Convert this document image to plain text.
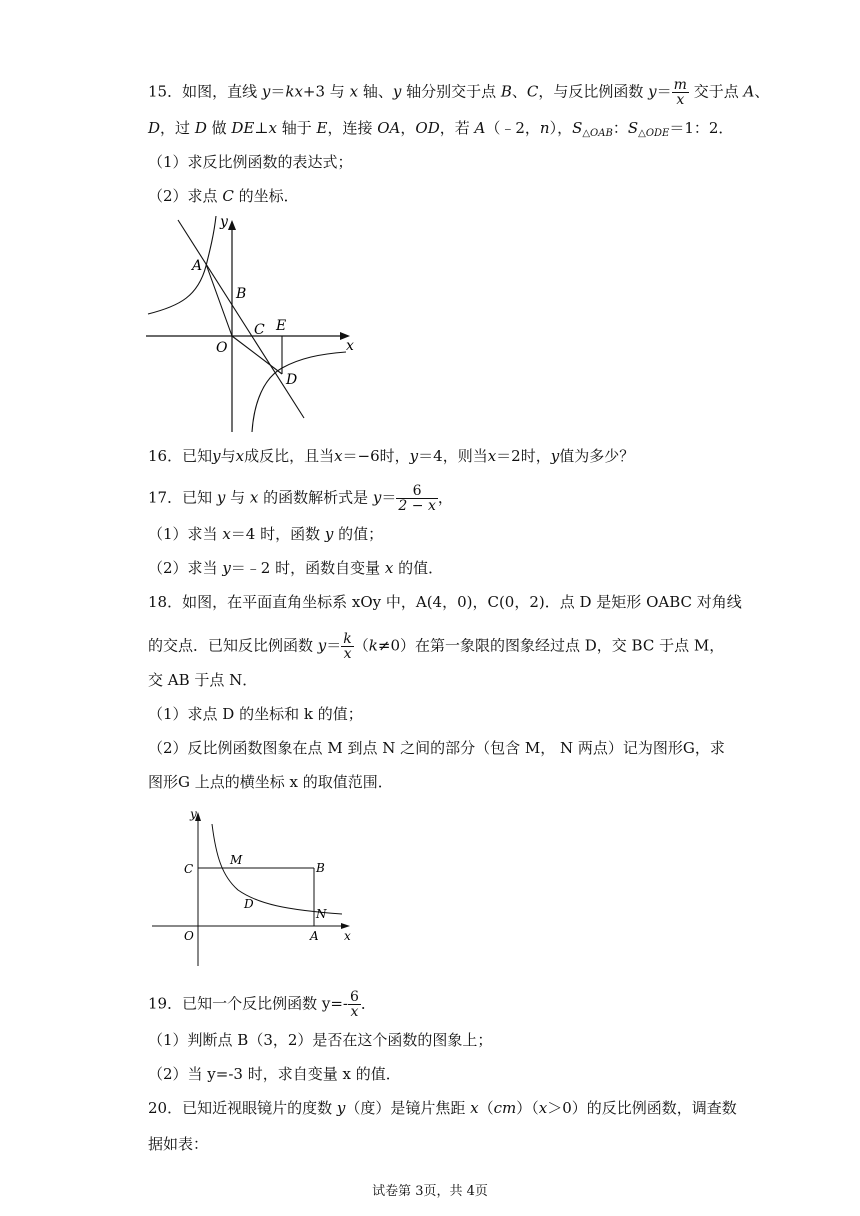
15．如图，直线 y＝kx+3 与 x 轴、y 轴分别交于点 B、C，与反比例函数 $y= \frac{m}{x}$ 交于点 A、
D，过 D 做 DE⊥x 轴于 E，连接 OA，OD，若 A（﹣2，n），$S_{\triangle OAB}$：$S_{\triangle ODE}=1$：2．
（1）求反比例函数的表达式；
（2）求点 C 的坐标．
y
A
B
C E
O	x
D
16．已知y与x成反比，且当x＝−6时，y＝4，则当x＝2时，y值为多少？
17．已知 y 与 x 的函数解析式是 $y= \frac{6}{2 - x}$ ，
（1）求当 x＝4 时，函数 y 的值；
（2）求当 y＝﹣2 时，函数自变量 x 的值．
18．如图，在平面直角坐标系 xOy 中，A(4，0)，C(0，2)．点 D 是矩形 OABC 对角线
的交点．已知反比例函数 $y= \frac{k}{x} (k\ne 0)$在第一象限的图象经过点 D，交 BC 于点 M，
交 AB 于点 N．
（1）求点 D 的坐标和 k 的值；
（2）反比例函数图象在点 M 到点 N 之间的部分（包含 M， N 两点）记为图形G，求
图形G 上点的横坐标 x 的取值范围．
y
C
M
B
D
N
O	A x
19．已知一个反比例函数 $y=- \frac{6}{x}$ ．
（1）判断点 B（3，2）是否在这个函数的图象上；
（2）当 y=-3 时，求自变量 x 的值．
20．已知近视眼镜片的度数 y（度）是镜片焦距 x（cm）（x＞0）的反比例函数，调查数
据如表：
试卷第 3页，共 4页
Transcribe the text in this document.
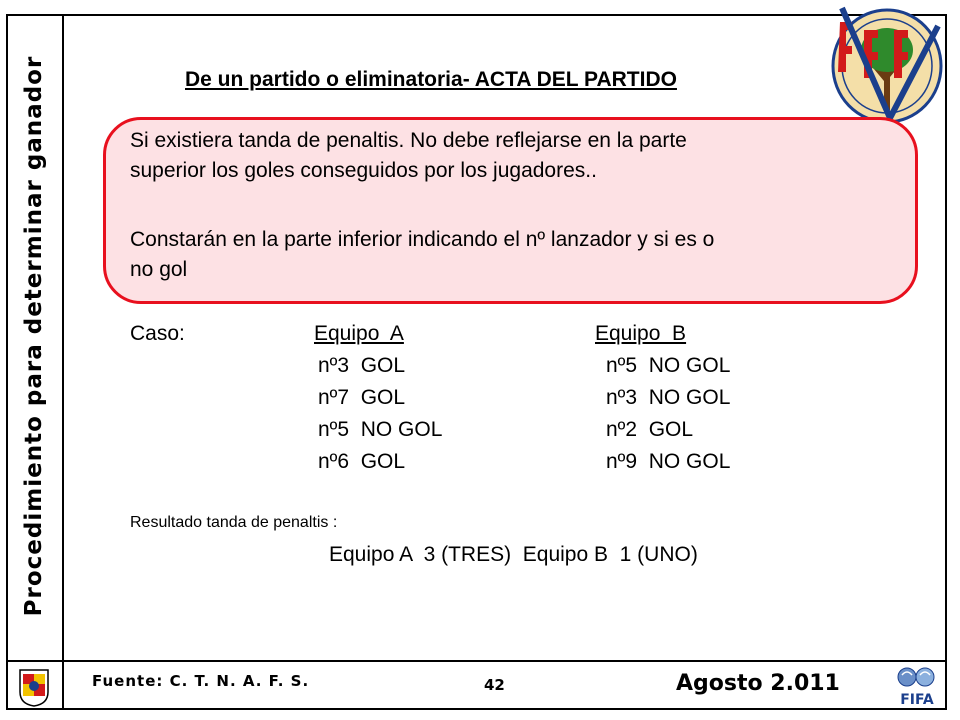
Procedimiento para determinar ganador	De un partido o eliminatoria- ACTA DEL PARTIDO
Si existiera tanda de penaltis. No debe reflejarse en la parte
superior los goles conseguidos por los jugadores..
Constarán en la parte inferior indicando el nº lanzador y si es o
no gol
Caso:	Equipo  A	Equipo  B
nº3  GOL	nº5  NO GOL
nº7  GOL	nº3  NO GOL
nº5  NO GOL	nº2  GOL
nº6  GOL	nº9  NO GOL
Resultado tanda de penaltis :
Equipo A  3 (TRES)  Equipo B  1 (UNO)
Fuente: C. T. N. A. F. S.	42	Agosto 2.011
FIFA
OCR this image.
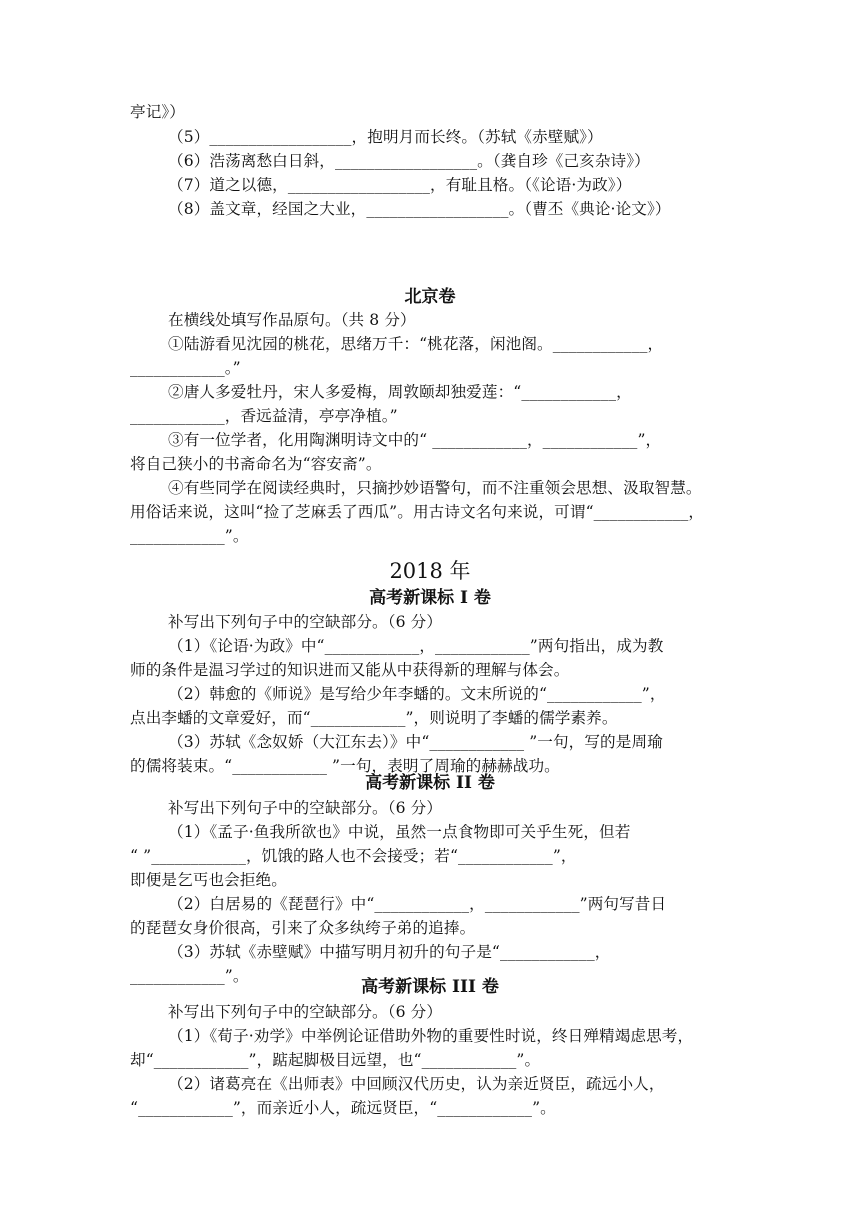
亭记》）
（5）__________________，抱明月而长终。（苏轼《赤壁赋》）
（6）浩荡离愁白日斜，__________________。（龚自珍《己亥杂诗》）
（7）道之以德，__________________，有耻且格。（《论语·为政》）
（8）盖文章，经国之大业，__________________。（曹丕《典论·论文》）
北京卷
在横线处填写作品原句。（共 8 分）
①陆游看见沈园的桃花，思绪万千：“桃花落，闲池阁。____________，
____________。”
②唐人多爱牡丹，宋人多爱梅，周敦颐却独爱莲：“____________，
____________，香远益清，亭亭净植。”
③有一位学者，化用陶渊明诗文中的“ ____________，____________”，
将自己狭小的书斋命名为“容安斋”。
④有些同学在阅读经典时，只摘抄妙语警句，而不注重领会思想、汲取智慧。
用俗话来说，这叫“捡了芝麻丢了西瓜”。用古诗文名句来说，可谓“____________，
____________”。
2018 年
高考新课标 I 卷
补写出下列句子中的空缺部分。（6 分）
（1）《论语·为政》中“____________，____________”两句指出，成为教
师的条件是温习学过的知识进而又能从中获得新的理解与体会。
（2）韩愈的《师说》是写给少年李蟠的。文末所说的“____________”，
点出李蟠的文章爱好，而“____________”，则说明了李蟠的儒学素养。
（3）苏轼《念奴娇（大江东去）》中“____________ ”一句，写的是周瑜
的儒将装束。“____________ ”一句，表明了周瑜的赫赫战功。
高考新课标 II 卷
补写出下列句子中的空缺部分。（6 分）
（1）《孟子·鱼我所欲也》中说，虽然一点食物即可关乎生死，但若
“ ”____________，饥饿的路人也不会接受；若“____________”，
即便是乞丐也会拒绝。
（2）白居易的《琵琶行》中“____________，____________”两句写昔日
的琵琶女身价很高，引来了众多纨绔子弟的追捧。
（3）苏轼《赤壁赋》中描写明月初升的句子是“____________，
____________”。
高考新课标 III 卷
补写出下列句子中的空缺部分。（6 分）
（1）《荀子·劝学》中举例论证借助外物的重要性时说，终日殚精竭虑思考，
却“____________”，踮起脚极目远望，也“____________”。
（2）诸葛亮在《出师表》中回顾汉代历史，认为亲近贤臣，疏远小人，
“____________”，而亲近小人，疏远贤臣，“____________”。
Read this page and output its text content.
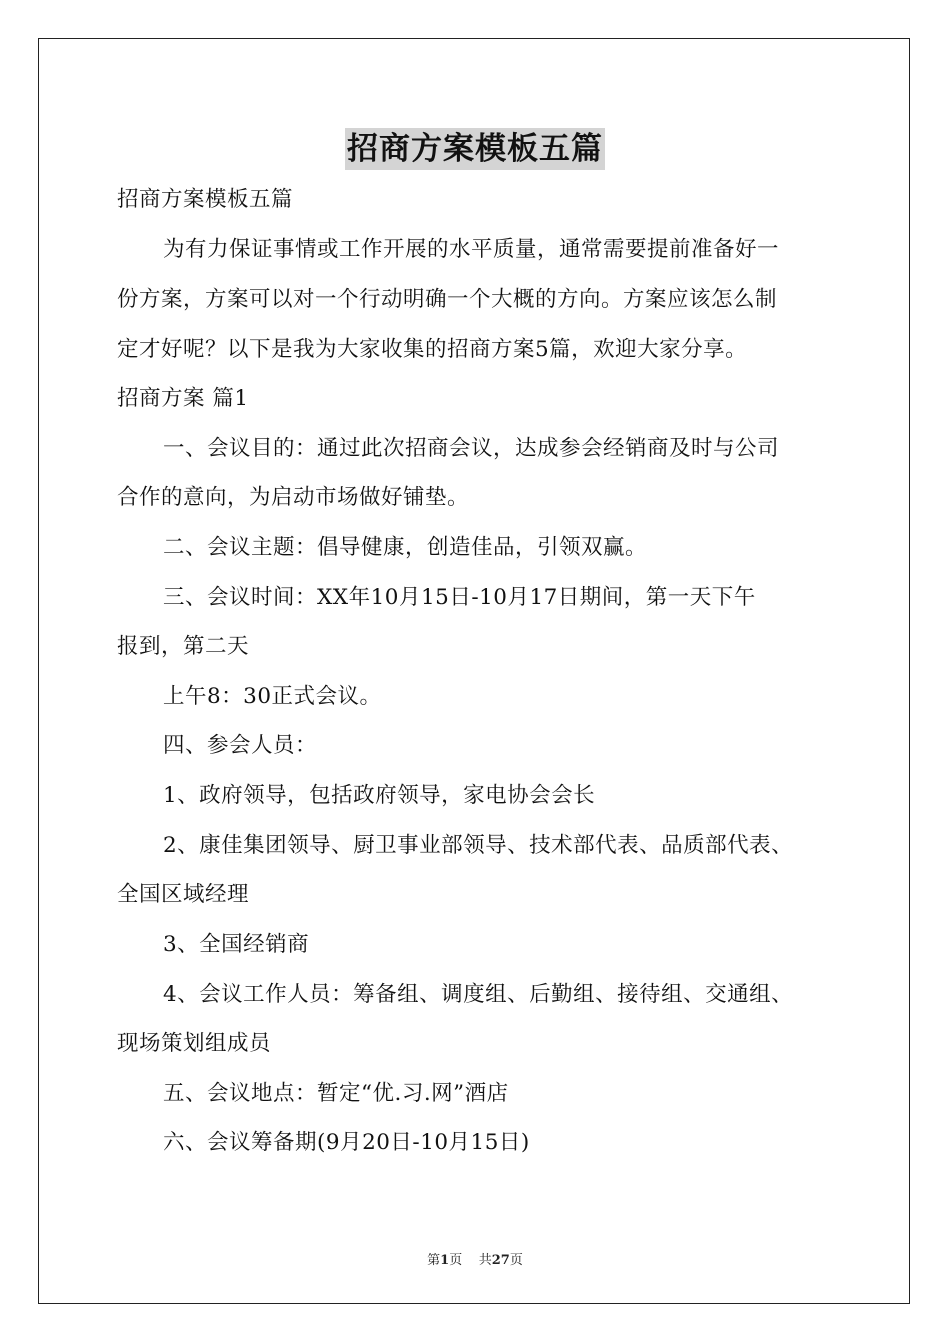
招商方案模板五篇
招商方案模板五篇
为有力保证事情或工作开展的水平质量，通常需要提前准备好一
份方案，方案可以对一个行动明确一个大概的方向。方案应该怎么制
定才好呢？以下是我为大家收集的招商方案5篇，欢迎大家分享。
招商方案 篇1
一、会议目的：通过此次招商会议，达成参会经销商及时与公司
合作的意向，为启动市场做好铺垫。
二、会议主题：倡导健康，创造佳品，引领双赢。
三、会议时间：XX年10月15日-10月17日期间，第一天下午
报到，第二天
上午8：30正式会议。
四、参会人员：
1、政府领导，包括政府领导，家电协会会长
2、康佳集团领导、厨卫事业部领导、技术部代表、品质部代表、
全国区域经理
3、全国经销商
4、会议工作人员：筹备组、调度组、后勤组、接待组、交通组、
现场策划组成员
五、会议地点：暂定“优.习.网”酒店
六、会议筹备期(9月20日-10月15日)
第1页 共27页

■ **Given exercise**
Retype the whole listing, keeping every line identical and omitting all pictures.

■ **Response**
Convert this document image to plain text.
15．如图，直线 y＝kx+3 与 x 轴、y 轴分别交于点 B、C，与反比例函数 $y= \frac{m}{x}$ 交于点 A、
D，过 D 做 DE⊥x 轴于 E，连接 OA，OD，若 A（﹣2，n），$S_{\triangle OAB}$：$S_{\triangle ODE}=1$：2．
（1）求反比例函数的表达式；
（2）求点 C 的坐标．
y
A
B
C E
O	x
D
16．已知y与x成反比，且当x＝−6时，y＝4，则当x＝2时，y值为多少？
17．已知 y 与 x 的函数解析式是 $y= \frac{6}{2 - x}$ ，
（1）求当 x＝4 时，函数 y 的值；
（2）求当 y＝﹣2 时，函数自变量 x 的值．
18．如图，在平面直角坐标系 xOy 中，A(4，0)，C(0，2)．点 D 是矩形 OABC 对角线
的交点．已知反比例函数 $y= \frac{k}{x} (k\ne 0)$在第一象限的图象经过点 D，交 BC 于点 M，
交 AB 于点 N．
（1）求点 D 的坐标和 k 的值；
（2）反比例函数图象在点 M 到点 N 之间的部分（包含 M， N 两点）记为图形G，求
图形G 上点的横坐标 x 的取值范围．
y
C
M
B
D
N
O	A x
19．已知一个反比例函数 $y=- \frac{6}{x}$ ．
（1）判断点 B（3，2）是否在这个函数的图象上；
（2）当 y=-3 时，求自变量 x 的值．
20．已知近视眼镜片的度数 y（度）是镜片焦距 x（cm）（x＞0）的反比例函数，调查数
据如表：
试卷第 3页，共 4页
Transcribe the text in this document.
Procedimiento para determinar ganador	De un partido o eliminatoria- ACTA DEL PARTIDO
Si existiera tanda de penaltis. No debe reflejarse en la parte
superior los goles conseguidos por los jugadores..
Constarán en la parte inferior indicando el nº lanzador y si es o
no gol
Caso:	Equipo  A	Equipo  B
nº3  GOL	nº5  NO GOL
nº7  GOL	nº3  NO GOL
nº5  NO GOL	nº2  GOL
nº6  GOL	nº9  NO GOL
Resultado tanda de penaltis :
Equipo A  3 (TRES)  Equipo B  1 (UNO)
Fuente: C. T. N. A. F. S.	42	Agosto 2.011
FIFA
OCR this image.
亭记》）
（5）__________________，抱明月而长终。（苏轼《赤壁赋》）
（6）浩荡离愁白日斜，__________________。（龚自珍《己亥杂诗》）
（7）道之以德，__________________，有耻且格。（《论语·为政》）
（8）盖文章，经国之大业，__________________。（曹丕《典论·论文》）
北京卷
在横线处填写作品原句。（共 8 分）
①陆游看见沈园的桃花，思绪万千：“桃花落，闲池阁。____________，
____________。”
②唐人多爱牡丹，宋人多爱梅，周敦颐却独爱莲：“____________，
____________，香远益清，亭亭净植。”
③有一位学者，化用陶渊明诗文中的“ ____________，____________”，
将自己狭小的书斋命名为“容安斋”。
④有些同学在阅读经典时，只摘抄妙语警句，而不注重领会思想、汲取智慧。
用俗话来说，这叫“捡了芝麻丢了西瓜”。用古诗文名句来说，可谓“____________，
____________”。
2018 年
高考新课标 I 卷
补写出下列句子中的空缺部分。（6 分）
（1）《论语·为政》中“____________，____________”两句指出，成为教
师的条件是温习学过的知识进而又能从中获得新的理解与体会。
（2）韩愈的《师说》是写给少年李蟠的。文末所说的“____________”，
点出李蟠的文章爱好，而“____________”，则说明了李蟠的儒学素养。
（3）苏轼《念奴娇（大江东去）》中“____________ ”一句，写的是周瑜
的儒将装束。“____________ ”一句，表明了周瑜的赫赫战功。
高考新课标 II 卷
补写出下列句子中的空缺部分。（6 分）
（1）《孟子·鱼我所欲也》中说，虽然一点食物即可关乎生死，但若
“ ”____________，饥饿的路人也不会接受；若“____________”，
即便是乞丐也会拒绝。
（2）白居易的《琵琶行》中“____________，____________”两句写昔日
的琵琶女身价很高，引来了众多纨绔子弟的追捧。
（3）苏轼《赤壁赋》中描写明月初升的句子是“____________，
____________”。
高考新课标 III 卷
补写出下列句子中的空缺部分。（6 分）
（1）《荀子·劝学》中举例论证借助外物的重要性时说，终日殚精竭虑思考，
却“____________”，踮起脚极目远望，也“____________”。
（2）诸葛亮在《出师表》中回顾汉代历史，认为亲近贤臣，疏远小人，
“____________”，而亲近小人，疏远贤臣，“____________”。
Read this page and output its text content.
招商方案模板五篇
招商方案模板五篇
为有力保证事情或工作开展的水平质量，通常需要提前准备好一
份方案，方案可以对一个行动明确一个大概的方向。方案应该怎么制
定才好呢？以下是我为大家收集的招商方案5篇，欢迎大家分享。
招商方案 篇1
一、会议目的：通过此次招商会议，达成参会经销商及时与公司
合作的意向，为启动市场做好铺垫。
二、会议主题：倡导健康，创造佳品，引领双赢。
三、会议时间：XX年10月15日-10月17日期间，第一天下午
报到，第二天
上午8：30正式会议。
四、参会人员：
1、政府领导，包括政府领导，家电协会会长
2、康佳集团领导、厨卫事业部领导、技术部代表、品质部代表、
全国区域经理
3、全国经销商
4、会议工作人员：筹备组、调度组、后勤组、接待组、交通组、
现场策划组成员
五、会议地点：暂定“优.习.网”酒店
六、会议筹备期(9月20日-10月15日)
第1页 共27页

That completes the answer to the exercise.